- [Task statement]: Print the listing that follows, character for character.

-*-

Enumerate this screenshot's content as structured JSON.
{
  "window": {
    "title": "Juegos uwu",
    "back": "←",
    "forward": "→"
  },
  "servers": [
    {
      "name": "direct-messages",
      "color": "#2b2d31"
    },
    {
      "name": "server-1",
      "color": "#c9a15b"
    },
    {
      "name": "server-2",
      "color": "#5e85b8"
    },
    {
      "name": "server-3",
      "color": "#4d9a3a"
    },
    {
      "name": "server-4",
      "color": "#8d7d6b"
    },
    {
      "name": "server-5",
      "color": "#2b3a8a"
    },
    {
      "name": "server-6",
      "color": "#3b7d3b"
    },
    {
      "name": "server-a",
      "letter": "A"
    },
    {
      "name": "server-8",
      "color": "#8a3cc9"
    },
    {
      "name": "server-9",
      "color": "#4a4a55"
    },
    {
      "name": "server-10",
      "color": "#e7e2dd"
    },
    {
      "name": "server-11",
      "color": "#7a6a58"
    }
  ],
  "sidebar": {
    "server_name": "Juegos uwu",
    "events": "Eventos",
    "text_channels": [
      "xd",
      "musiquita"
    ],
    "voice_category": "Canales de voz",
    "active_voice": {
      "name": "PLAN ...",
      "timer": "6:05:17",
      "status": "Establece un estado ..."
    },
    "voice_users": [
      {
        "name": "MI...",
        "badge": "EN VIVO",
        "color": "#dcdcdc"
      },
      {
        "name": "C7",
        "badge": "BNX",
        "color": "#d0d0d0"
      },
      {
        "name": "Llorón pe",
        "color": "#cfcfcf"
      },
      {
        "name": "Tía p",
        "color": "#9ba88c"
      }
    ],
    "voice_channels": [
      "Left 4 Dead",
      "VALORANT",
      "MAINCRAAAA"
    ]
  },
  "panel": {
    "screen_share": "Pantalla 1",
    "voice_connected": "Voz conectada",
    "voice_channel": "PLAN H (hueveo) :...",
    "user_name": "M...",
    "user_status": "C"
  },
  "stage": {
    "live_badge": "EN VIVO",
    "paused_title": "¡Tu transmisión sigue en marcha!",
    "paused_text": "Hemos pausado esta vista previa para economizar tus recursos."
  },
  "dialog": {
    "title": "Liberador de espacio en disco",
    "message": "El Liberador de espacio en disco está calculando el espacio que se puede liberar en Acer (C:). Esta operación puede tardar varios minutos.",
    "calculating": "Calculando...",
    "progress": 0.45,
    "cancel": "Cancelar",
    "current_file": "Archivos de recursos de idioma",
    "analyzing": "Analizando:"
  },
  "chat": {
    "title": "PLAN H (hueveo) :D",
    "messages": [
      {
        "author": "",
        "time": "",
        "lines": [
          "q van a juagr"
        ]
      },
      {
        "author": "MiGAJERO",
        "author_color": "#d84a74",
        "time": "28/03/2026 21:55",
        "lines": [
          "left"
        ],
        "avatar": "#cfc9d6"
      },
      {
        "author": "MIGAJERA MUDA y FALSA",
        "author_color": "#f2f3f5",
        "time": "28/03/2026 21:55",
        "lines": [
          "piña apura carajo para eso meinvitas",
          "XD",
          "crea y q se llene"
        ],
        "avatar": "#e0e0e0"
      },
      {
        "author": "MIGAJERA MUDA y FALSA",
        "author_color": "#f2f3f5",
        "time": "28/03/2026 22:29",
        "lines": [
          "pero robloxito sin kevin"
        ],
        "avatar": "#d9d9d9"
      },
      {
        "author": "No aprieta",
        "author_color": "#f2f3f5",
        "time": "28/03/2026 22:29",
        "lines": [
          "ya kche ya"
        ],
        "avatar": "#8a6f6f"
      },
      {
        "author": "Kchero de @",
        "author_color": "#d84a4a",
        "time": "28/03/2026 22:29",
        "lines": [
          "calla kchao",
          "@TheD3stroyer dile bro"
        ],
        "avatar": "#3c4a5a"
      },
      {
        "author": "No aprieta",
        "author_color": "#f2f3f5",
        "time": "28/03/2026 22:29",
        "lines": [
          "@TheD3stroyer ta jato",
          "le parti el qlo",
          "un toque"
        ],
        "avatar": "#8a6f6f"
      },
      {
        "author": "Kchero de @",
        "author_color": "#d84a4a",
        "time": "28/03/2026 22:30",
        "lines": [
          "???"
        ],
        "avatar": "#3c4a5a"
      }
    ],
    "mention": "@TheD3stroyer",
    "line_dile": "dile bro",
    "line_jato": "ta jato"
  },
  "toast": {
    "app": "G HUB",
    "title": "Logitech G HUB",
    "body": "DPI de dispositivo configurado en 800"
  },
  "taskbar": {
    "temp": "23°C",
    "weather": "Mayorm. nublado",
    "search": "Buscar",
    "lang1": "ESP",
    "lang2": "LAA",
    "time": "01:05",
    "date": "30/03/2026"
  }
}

-*-

- [Solution to the problem]:
Enumerate this screenshot's content as structured JSON.
{
  "window": {
    "title": "Juegos uwu",
    "back": "←",
    "forward": "→"
  },
  "servers": [
    {
      "name": "direct-messages",
      "color": "#2b2d31"
    },
    {
      "name": "server-1",
      "color": "#c9a15b"
    },
    {
      "name": "server-2",
      "color": "#5e85b8"
    },
    {
      "name": "server-3",
      "color": "#4d9a3a"
    },
    {
      "name": "server-4",
      "color": "#8d7d6b"
    },
    {
      "name": "server-5",
      "color": "#2b3a8a"
    },
    {
      "name": "server-6",
      "color": "#3b7d3b"
    },
    {
      "name": "server-a",
      "letter": "A"
    },
    {
      "name": "server-8",
      "color": "#8a3cc9"
    },
    {
      "name": "server-9",
      "color": "#4a4a55"
    },
    {
      "name": "server-10",
      "color": "#e7e2dd"
    },
    {
      "name": "server-11",
      "color": "#7a6a58"
    }
  ],
  "sidebar": {
    "server_name": "Juegos uwu",
    "events": "Eventos",
    "text_channels": [
      "xd",
      "musiquita"
    ],
    "voice_category": "Canales de voz",
    "active_voice": {
      "name": "PLAN ...",
      "timer": "6:05:17",
      "status": "Establece un estado ..."
    },
    "voice_users": [
      {
        "name": "MI...",
        "badge": "EN VIVO",
        "color": "#dcdcdc"
      },
      {
        "name": "C7",
        "badge": "BNX",
        "color": "#d0d0d0"
      },
      {
        "name": "Llorón pe",
        "color": "#cfcfcf"
      },
      {
        "name": "Tía p",
        "color": "#9ba88c"
      }
    ],
    "voice_channels": [
      "Left 4 Dead",
      "VALORANT",
      "MAINCRAAAA"
    ]
  },
  "panel": {
    "screen_share": "Pantalla 1",
    "voice_connected": "Voz conectada",
    "voice_channel": "PLAN H (hueveo) :...",
    "user_name": "M...",
    "user_status": "C"
  },
  "stage": {
    "live_badge": "EN VIVO",
    "paused_title": "¡Tu transmisión sigue en marcha!",
    "paused_text": "Hemos pausado esta vista previa para economizar tus recursos."
  },
  "dialog": {
    "title": "Liberador de espacio en disco",
    "message": "El Liberador de espacio en disco está calculando el espacio que se puede liberar en Acer (C:). Esta operación puede tardar varios minutos.",
    "calculating": "Calculando...",
    "progress": 0.45,
    "cancel": "Cancelar",
    "current_file": "Archivos de recursos de idioma",
    "analyzing": "Analizando:"
  },
  "chat": {
    "title": "PLAN H (hueveo) :D",
    "messages": [
      {
        "author": "",
        "time": "",
        "lines": [
          "q van a juagr"
        ]
      },
      {
        "author": "MiGAJERO",
        "author_color": "#d84a74",
        "time": "28/03/2026 21:55",
        "lines": [
          "left"
        ],
        "avatar": "#cfc9d6"
      },
      {
        "author": "MIGAJERA MUDA y FALSA",
        "author_color": "#f2f3f5",
        "time": "28/03/2026 21:55",
        "lines": [
          "piña apura carajo para eso meinvitas",
          "XD",
          "crea y q se llene"
        ],
        "avatar": "#e0e0e0"
      },
      {
        "author": "MIGAJERA MUDA y FALSA",
        "author_color": "#f2f3f5",
        "time": "28/03/2026 22:29",
        "lines": [
          "pero robloxito sin kevin"
        ],
        "avatar": "#d9d9d9"
      },
      {
        "author": "No aprieta",
        "author_color": "#f2f3f5",
        "time": "28/03/2026 22:29",
        "lines": [
          "ya kche ya"
        ],
        "avatar": "#8a6f6f"
      },
      {
        "author": "Kchero de @",
        "author_color": "#d84a4a",
        "time": "28/03/2026 22:29",
        "lines": [
          "calla kchao",
          "@TheD3stroyer dile bro"
        ],
        "avatar": "#3c4a5a"
      },
      {
        "author": "No aprieta",
        "author_color": "#f2f3f5",
        "time": "28/03/2026 22:29",
        "lines": [
          "@TheD3stroyer ta jato",
          "le parti el qlo",
          "un toque"
        ],
        "avatar": "#8a6f6f"
      },
      {
        "author": "Kchero de @",
        "author_color": "#d84a4a",
        "time": "28/03/2026 22:30",
        "lines": [
          "???"
        ],
        "avatar": "#3c4a5a"
      }
    ],
    "mention": "@TheD3stroyer",
    "line_dile": "dile bro",
    "line_jato": "ta jato"
  },
  "toast": {
    "app": "G HUB",
    "title": "Logitech G HUB",
    "body": "DPI de dispositivo configurado en 800"
  },
  "taskbar": {
    "temp": "23°C",
    "weather": "Mayorm. nublado",
    "search": "Buscar",
    "lang1": "ESP",
    "lang2": "LAA",
    "time": "01:05",
    "date": "30/03/2026"
  }
}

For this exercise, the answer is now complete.